*DIRECTIONS FOR THIS TASK*: Check every line of the data below for the string "举例说出常见心血管疾病的病因及其预防措施", and copy the ones that hold it.

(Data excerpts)
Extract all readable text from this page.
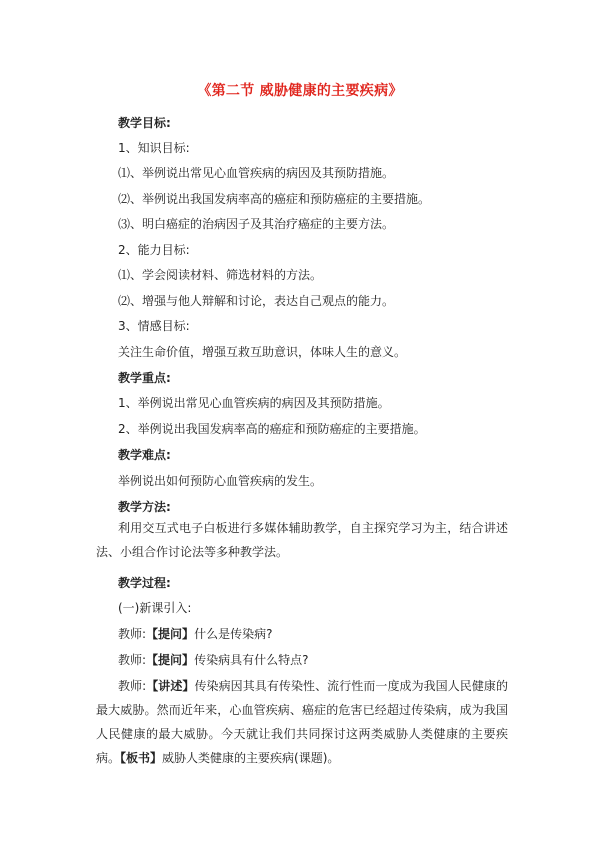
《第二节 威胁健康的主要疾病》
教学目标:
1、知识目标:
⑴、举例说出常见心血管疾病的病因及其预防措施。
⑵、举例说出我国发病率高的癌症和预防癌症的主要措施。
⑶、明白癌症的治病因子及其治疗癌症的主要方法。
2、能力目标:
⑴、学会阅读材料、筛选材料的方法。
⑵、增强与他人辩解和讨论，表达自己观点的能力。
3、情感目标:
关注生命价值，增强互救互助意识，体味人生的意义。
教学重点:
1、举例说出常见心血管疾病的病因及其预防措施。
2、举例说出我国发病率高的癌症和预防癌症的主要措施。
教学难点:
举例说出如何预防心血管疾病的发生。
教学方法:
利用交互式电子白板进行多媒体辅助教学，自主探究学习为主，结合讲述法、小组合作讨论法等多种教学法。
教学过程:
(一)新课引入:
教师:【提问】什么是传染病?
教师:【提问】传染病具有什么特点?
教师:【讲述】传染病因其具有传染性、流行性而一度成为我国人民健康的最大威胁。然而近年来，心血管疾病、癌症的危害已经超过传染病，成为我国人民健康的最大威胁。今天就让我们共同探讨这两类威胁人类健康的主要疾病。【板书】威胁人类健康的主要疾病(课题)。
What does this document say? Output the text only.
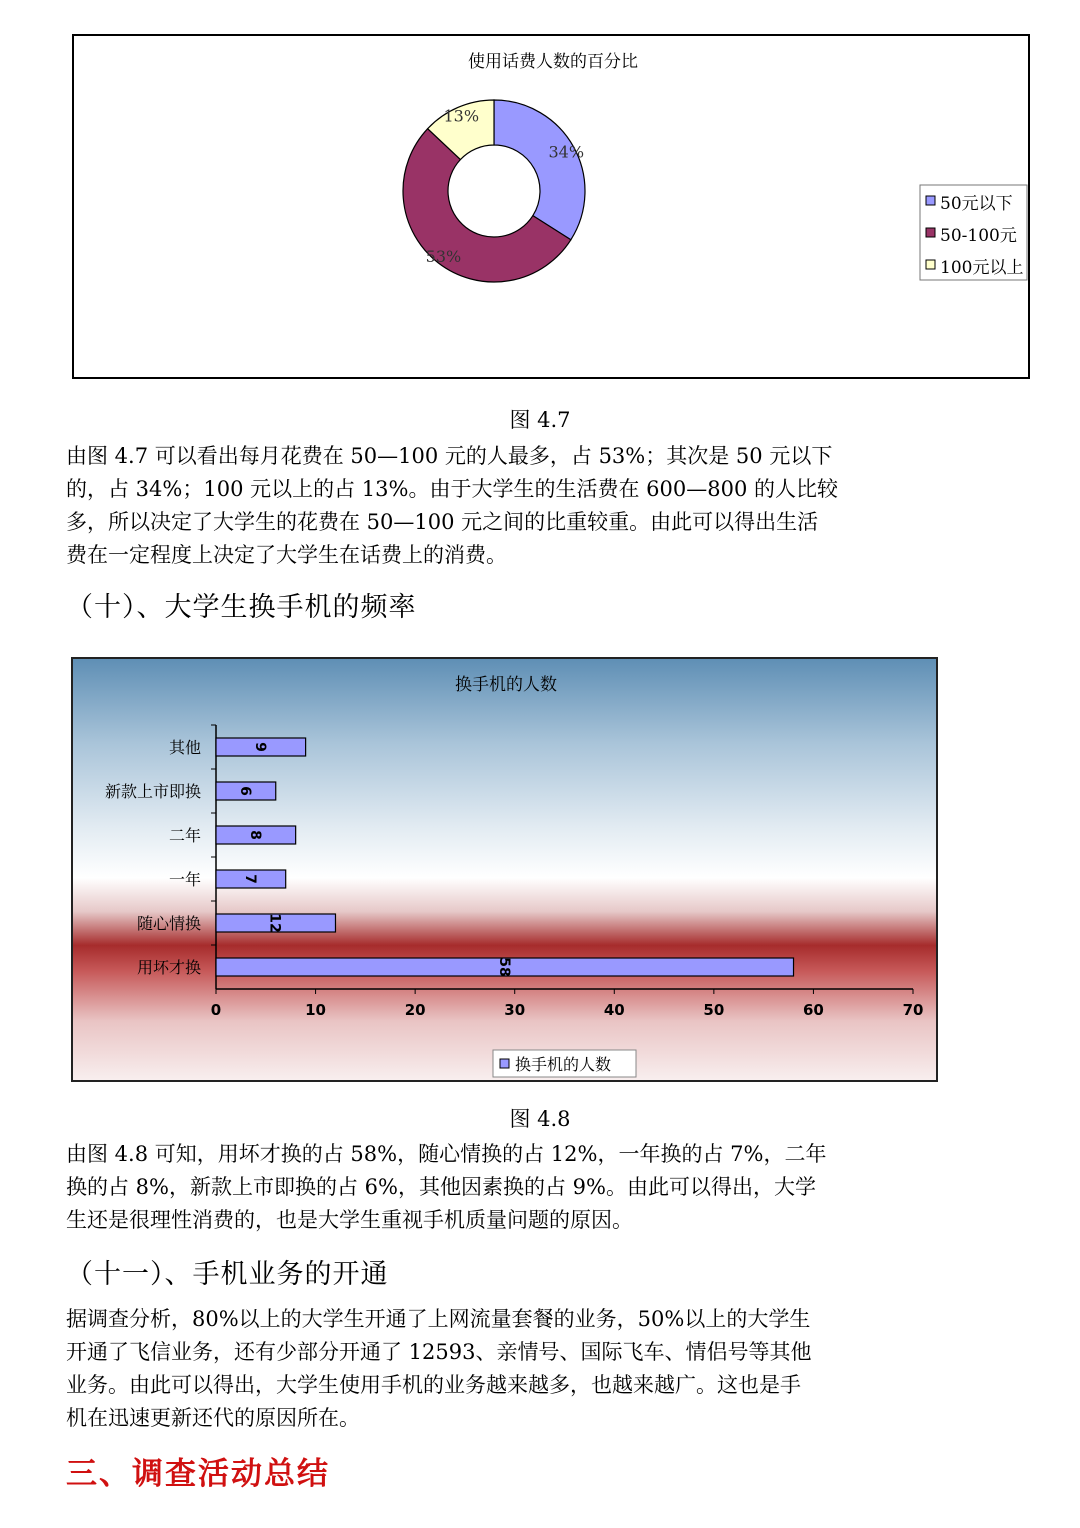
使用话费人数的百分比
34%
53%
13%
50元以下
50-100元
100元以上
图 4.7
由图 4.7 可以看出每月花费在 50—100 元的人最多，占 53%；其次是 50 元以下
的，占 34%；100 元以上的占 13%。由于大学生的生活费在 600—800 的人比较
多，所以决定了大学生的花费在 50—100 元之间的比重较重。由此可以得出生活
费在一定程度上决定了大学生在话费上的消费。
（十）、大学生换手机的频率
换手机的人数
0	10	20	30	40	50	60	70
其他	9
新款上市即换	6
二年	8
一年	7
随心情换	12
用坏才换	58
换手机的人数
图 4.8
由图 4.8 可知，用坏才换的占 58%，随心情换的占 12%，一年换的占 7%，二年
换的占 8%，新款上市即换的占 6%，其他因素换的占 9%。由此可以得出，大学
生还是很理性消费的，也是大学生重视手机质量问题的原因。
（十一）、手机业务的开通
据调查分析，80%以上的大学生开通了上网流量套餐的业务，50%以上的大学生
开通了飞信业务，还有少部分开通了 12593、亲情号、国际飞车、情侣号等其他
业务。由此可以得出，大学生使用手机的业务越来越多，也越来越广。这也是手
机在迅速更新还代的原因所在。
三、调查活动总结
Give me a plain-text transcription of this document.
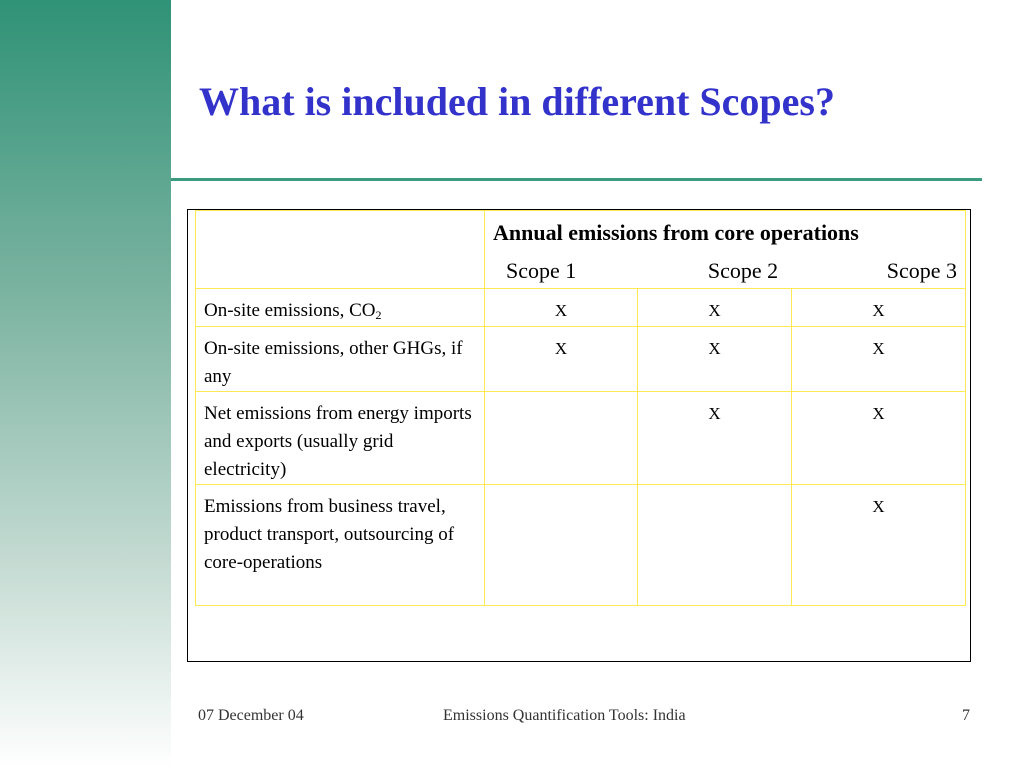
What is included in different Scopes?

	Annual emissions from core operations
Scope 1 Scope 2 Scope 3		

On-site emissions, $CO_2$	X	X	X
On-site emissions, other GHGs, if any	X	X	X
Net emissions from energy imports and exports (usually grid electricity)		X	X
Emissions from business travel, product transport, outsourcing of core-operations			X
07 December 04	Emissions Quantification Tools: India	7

*CORRECT OUTPUT*:
⑴、举例说出常见心血管疾病的病因及其预防措施。
1、举例说出常见心血管疾病的病因及其预防措施。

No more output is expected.